Goal of the exercise
Write the data out again, exactly as given.

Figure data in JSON
•••

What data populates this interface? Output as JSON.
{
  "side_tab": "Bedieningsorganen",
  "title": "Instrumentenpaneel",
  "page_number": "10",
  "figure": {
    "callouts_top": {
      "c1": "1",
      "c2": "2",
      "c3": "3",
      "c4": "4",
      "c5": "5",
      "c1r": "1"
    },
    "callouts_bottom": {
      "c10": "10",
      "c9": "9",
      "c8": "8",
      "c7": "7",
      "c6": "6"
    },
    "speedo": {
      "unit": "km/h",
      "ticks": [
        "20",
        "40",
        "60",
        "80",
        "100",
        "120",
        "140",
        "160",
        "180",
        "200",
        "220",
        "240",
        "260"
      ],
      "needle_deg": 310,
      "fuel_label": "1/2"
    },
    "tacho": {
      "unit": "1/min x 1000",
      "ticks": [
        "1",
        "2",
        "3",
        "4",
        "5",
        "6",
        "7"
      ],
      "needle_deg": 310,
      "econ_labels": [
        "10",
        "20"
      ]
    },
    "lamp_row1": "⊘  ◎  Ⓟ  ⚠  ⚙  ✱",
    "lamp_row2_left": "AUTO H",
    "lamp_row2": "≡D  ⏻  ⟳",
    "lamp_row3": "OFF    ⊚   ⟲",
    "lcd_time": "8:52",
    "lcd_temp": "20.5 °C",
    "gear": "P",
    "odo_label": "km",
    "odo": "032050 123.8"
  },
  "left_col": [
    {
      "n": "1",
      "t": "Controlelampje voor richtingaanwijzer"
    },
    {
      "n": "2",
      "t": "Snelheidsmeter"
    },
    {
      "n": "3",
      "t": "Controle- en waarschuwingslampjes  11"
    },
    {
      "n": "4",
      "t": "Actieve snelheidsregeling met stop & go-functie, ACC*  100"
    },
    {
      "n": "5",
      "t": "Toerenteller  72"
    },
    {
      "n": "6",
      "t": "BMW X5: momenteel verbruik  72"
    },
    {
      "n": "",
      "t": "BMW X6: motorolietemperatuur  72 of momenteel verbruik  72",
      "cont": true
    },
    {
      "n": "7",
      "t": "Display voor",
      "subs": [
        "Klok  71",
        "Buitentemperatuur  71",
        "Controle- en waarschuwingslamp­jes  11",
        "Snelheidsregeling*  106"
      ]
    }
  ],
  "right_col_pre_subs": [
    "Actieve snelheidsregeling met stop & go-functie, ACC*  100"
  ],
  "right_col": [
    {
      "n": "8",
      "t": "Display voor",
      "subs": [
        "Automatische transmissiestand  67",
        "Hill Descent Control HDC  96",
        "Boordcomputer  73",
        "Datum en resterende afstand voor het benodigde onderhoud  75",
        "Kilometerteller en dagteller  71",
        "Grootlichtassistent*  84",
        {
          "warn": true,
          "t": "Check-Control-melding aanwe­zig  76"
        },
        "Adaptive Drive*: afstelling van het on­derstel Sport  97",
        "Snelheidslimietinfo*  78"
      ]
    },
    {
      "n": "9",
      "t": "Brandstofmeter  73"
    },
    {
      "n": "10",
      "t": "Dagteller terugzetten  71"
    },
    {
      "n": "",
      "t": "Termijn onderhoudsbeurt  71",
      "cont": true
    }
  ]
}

•••

Complete output
What data populates this interface? Output as JSON.
{
  "side_tab": "Bedieningsorganen",
  "title": "Instrumentenpaneel",
  "page_number": "10",
  "figure": {
    "callouts_top": {
      "c1": "1",
      "c2": "2",
      "c3": "3",
      "c4": "4",
      "c5": "5",
      "c1r": "1"
    },
    "callouts_bottom": {
      "c10": "10",
      "c9": "9",
      "c8": "8",
      "c7": "7",
      "c6": "6"
    },
    "speedo": {
      "unit": "km/h",
      "ticks": [
        "20",
        "40",
        "60",
        "80",
        "100",
        "120",
        "140",
        "160",
        "180",
        "200",
        "220",
        "240",
        "260"
      ],
      "needle_deg": 310,
      "fuel_label": "1/2"
    },
    "tacho": {
      "unit": "1/min x 1000",
      "ticks": [
        "1",
        "2",
        "3",
        "4",
        "5",
        "6",
        "7"
      ],
      "needle_deg": 310,
      "econ_labels": [
        "10",
        "20"
      ]
    },
    "lamp_row1": "⊘  ◎  Ⓟ  ⚠  ⚙  ✱",
    "lamp_row2_left": "AUTO H",
    "lamp_row2": "≡D  ⏻  ⟳",
    "lamp_row3": "OFF    ⊚   ⟲",
    "lcd_time": "8:52",
    "lcd_temp": "20.5 °C",
    "gear": "P",
    "odo_label": "km",
    "odo": "032050 123.8"
  },
  "left_col": [
    {
      "n": "1",
      "t": "Controlelampje voor richtingaanwijzer"
    },
    {
      "n": "2",
      "t": "Snelheidsmeter"
    },
    {
      "n": "3",
      "t": "Controle- en waarschuwingslampjes  11"
    },
    {
      "n": "4",
      "t": "Actieve snelheidsregeling met stop & go-functie, ACC*  100"
    },
    {
      "n": "5",
      "t": "Toerenteller  72"
    },
    {
      "n": "6",
      "t": "BMW X5: momenteel verbruik  72"
    },
    {
      "n": "",
      "t": "BMW X6: motorolietemperatuur  72 of momenteel verbruik  72",
      "cont": true
    },
    {
      "n": "7",
      "t": "Display voor",
      "subs": [
        "Klok  71",
        "Buitentemperatuur  71",
        "Controle- en waarschuwingslamp­jes  11",
        "Snelheidsregeling*  106"
      ]
    }
  ],
  "right_col_pre_subs": [
    "Actieve snelheidsregeling met stop & go-functie, ACC*  100"
  ],
  "right_col": [
    {
      "n": "8",
      "t": "Display voor",
      "subs": [
        "Automatische transmissiestand  67",
        "Hill Descent Control HDC  96",
        "Boordcomputer  73",
        "Datum en resterende afstand voor het benodigde onderhoud  75",
        "Kilometerteller en dagteller  71",
        "Grootlichtassistent*  84",
        {
          "warn": true,
          "t": "Check-Control-melding aanwe­zig  76"
        },
        "Adaptive Drive*: afstelling van het on­derstel Sport  97",
        "Snelheidslimietinfo*  78"
      ]
    },
    {
      "n": "9",
      "t": "Brandstofmeter  73"
    },
    {
      "n": "10",
      "t": "Dagteller terugzetten  71"
    },
    {
      "n": "",
      "t": "Termijn onderhoudsbeurt  71",
      "cont": true
    }
  ]
}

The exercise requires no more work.